* TASK BRIEF
Tally the lines that contain the string "Soil" and give the number by itself.

[Stored items]
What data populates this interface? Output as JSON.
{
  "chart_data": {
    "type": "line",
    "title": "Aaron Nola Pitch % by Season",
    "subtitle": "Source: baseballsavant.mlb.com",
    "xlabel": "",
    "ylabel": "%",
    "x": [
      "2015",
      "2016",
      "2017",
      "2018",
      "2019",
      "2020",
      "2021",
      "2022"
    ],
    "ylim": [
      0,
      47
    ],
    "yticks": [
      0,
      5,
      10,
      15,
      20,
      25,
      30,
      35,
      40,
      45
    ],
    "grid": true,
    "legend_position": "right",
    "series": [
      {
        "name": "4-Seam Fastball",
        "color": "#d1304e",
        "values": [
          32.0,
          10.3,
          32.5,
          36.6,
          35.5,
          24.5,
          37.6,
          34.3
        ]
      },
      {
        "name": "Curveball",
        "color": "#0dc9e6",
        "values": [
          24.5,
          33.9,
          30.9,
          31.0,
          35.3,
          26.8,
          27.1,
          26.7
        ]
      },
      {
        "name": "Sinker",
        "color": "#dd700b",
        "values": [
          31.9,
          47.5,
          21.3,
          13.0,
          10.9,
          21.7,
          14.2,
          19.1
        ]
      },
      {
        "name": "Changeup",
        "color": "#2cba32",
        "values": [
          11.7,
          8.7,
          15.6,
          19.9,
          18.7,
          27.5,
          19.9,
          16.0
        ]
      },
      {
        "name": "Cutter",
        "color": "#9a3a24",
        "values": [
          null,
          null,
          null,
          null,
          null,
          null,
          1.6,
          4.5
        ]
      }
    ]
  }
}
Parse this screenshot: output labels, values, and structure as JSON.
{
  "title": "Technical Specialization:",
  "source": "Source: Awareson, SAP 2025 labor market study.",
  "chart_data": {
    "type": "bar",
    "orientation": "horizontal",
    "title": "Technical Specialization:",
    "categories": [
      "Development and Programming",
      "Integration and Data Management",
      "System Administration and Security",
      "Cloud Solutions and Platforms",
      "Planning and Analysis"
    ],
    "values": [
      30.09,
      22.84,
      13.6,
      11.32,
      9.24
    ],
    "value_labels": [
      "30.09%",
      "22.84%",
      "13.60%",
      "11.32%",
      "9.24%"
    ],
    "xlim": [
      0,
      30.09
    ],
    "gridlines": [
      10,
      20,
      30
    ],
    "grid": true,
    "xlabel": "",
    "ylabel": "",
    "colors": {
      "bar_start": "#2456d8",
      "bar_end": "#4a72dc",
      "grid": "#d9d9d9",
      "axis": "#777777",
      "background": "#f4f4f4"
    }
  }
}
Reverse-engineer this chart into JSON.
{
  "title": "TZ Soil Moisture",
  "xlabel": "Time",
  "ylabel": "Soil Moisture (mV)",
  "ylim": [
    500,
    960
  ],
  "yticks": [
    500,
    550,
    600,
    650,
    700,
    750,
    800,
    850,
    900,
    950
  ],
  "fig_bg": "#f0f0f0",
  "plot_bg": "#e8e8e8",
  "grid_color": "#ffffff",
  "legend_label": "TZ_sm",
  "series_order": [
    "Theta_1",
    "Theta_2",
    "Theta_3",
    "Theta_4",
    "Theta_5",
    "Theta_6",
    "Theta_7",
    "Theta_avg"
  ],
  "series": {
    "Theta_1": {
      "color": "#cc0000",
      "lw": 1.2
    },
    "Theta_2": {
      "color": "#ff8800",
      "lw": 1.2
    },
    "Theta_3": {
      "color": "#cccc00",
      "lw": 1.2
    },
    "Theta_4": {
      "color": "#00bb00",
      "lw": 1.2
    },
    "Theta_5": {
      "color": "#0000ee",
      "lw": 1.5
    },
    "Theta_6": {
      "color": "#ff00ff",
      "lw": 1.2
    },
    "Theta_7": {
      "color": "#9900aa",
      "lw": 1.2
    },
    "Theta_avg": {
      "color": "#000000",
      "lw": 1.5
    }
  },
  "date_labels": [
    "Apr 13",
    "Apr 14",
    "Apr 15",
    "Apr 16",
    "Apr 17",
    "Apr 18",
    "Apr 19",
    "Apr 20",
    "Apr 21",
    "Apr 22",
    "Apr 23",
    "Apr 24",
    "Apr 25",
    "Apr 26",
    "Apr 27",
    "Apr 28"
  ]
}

* EXPECTED ANSWER
2